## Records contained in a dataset
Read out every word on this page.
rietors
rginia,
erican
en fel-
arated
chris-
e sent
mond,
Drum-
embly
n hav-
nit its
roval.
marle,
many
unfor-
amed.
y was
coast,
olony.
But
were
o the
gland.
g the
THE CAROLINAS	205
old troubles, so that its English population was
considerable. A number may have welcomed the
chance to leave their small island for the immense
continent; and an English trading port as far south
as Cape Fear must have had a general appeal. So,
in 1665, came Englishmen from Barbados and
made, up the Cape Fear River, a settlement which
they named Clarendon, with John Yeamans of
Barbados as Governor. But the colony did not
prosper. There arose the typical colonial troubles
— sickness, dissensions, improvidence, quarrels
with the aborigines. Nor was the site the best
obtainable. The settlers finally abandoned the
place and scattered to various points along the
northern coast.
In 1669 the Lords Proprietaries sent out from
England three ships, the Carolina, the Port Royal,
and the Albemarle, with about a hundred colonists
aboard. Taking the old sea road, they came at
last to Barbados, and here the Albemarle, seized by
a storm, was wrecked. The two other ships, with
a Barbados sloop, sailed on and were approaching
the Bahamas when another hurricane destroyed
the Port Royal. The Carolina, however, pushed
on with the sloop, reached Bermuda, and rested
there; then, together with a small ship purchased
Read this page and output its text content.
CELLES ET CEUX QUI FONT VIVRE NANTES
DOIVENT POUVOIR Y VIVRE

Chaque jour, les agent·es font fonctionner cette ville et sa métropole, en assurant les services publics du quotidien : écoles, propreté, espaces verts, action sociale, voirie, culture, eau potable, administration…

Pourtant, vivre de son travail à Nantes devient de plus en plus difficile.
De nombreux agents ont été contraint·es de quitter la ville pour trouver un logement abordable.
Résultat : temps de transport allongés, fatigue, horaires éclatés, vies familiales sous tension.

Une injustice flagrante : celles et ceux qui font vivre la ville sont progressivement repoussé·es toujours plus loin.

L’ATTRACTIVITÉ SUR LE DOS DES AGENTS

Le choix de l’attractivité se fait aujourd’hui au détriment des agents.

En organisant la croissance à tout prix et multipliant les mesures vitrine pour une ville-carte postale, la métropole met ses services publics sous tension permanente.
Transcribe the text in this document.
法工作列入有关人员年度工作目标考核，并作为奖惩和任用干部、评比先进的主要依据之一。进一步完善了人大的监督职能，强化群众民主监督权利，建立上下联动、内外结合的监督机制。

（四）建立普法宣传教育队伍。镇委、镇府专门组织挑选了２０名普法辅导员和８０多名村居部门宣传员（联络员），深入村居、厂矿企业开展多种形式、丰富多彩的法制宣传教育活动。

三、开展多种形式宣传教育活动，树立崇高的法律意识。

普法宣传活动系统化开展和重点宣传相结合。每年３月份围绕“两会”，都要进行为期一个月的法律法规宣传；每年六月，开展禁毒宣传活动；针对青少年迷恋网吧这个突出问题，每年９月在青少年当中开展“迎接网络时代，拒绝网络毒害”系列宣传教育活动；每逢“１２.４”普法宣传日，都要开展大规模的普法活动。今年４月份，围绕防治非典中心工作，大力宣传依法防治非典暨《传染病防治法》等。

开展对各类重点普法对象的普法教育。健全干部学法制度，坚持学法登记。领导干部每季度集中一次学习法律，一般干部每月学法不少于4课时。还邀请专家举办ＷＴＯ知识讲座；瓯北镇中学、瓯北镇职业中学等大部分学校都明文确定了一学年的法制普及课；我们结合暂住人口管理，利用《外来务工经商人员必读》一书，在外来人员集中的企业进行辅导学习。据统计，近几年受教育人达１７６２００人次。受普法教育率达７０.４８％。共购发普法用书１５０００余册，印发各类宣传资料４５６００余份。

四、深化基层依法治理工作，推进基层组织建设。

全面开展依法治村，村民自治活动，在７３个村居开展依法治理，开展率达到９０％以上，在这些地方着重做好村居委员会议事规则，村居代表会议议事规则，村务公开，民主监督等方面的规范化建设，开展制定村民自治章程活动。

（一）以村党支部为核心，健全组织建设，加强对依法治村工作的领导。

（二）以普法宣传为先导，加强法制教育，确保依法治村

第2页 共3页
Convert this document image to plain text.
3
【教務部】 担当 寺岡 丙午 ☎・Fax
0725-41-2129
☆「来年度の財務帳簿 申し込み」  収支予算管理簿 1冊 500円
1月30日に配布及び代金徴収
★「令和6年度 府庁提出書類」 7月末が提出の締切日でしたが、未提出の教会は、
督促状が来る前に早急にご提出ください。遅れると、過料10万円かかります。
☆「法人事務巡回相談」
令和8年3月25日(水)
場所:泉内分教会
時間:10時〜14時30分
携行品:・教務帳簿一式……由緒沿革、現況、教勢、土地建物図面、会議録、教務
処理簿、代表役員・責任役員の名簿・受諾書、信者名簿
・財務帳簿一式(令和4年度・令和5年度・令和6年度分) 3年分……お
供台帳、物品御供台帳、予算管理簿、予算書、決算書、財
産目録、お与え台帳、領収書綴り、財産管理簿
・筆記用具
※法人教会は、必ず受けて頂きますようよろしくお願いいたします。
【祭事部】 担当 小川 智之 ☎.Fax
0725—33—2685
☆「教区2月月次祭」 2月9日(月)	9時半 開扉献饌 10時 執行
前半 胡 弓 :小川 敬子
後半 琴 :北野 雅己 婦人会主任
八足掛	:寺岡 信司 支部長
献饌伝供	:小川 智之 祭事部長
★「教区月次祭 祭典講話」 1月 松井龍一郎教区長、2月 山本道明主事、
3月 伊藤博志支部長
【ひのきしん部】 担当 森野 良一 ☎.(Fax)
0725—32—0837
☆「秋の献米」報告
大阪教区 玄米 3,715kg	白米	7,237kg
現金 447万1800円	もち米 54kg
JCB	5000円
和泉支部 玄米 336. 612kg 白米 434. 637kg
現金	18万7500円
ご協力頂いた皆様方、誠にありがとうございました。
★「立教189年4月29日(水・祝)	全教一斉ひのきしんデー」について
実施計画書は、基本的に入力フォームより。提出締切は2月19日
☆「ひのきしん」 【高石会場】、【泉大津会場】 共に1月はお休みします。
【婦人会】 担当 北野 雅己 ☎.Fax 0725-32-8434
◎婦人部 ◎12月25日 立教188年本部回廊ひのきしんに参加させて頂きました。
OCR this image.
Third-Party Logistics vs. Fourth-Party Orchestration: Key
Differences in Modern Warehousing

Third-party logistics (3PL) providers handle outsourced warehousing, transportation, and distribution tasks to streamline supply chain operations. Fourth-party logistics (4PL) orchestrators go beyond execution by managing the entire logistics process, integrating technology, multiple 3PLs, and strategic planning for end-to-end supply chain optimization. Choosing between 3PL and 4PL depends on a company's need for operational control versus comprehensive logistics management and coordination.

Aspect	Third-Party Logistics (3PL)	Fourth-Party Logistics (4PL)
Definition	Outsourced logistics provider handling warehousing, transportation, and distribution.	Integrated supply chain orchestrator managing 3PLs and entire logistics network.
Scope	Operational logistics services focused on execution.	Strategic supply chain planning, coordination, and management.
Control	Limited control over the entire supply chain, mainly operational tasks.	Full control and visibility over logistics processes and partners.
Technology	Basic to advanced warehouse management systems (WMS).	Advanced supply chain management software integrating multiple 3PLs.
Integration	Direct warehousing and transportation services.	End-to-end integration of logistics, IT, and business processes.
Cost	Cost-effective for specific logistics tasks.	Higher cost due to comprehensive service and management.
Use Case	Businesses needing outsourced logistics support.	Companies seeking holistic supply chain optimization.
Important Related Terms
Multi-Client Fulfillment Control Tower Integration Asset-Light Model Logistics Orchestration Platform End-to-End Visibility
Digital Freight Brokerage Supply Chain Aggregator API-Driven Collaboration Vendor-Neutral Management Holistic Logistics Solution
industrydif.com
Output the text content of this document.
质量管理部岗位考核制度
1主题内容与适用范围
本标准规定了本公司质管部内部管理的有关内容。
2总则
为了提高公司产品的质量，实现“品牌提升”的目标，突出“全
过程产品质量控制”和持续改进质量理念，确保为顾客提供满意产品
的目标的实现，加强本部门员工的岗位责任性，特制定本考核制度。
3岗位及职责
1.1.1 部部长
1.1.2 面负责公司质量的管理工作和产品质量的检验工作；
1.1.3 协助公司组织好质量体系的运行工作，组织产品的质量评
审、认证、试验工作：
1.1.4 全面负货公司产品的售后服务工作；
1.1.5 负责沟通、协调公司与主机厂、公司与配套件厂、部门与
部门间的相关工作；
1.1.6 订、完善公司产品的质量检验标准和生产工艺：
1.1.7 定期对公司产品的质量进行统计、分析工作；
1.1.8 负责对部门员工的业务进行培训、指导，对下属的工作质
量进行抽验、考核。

## SHORT EXERCISE
Gather each line from the listing above that holds "Barbados".

## SOLUTION TO THIS EXERCISE
in 1665, came Englishmen from Barbados and
Barbados as Governor. But the colony did not
last to Barbados, and here the Albemarle, seized by
a Barbados sloop, sailed on and were approaching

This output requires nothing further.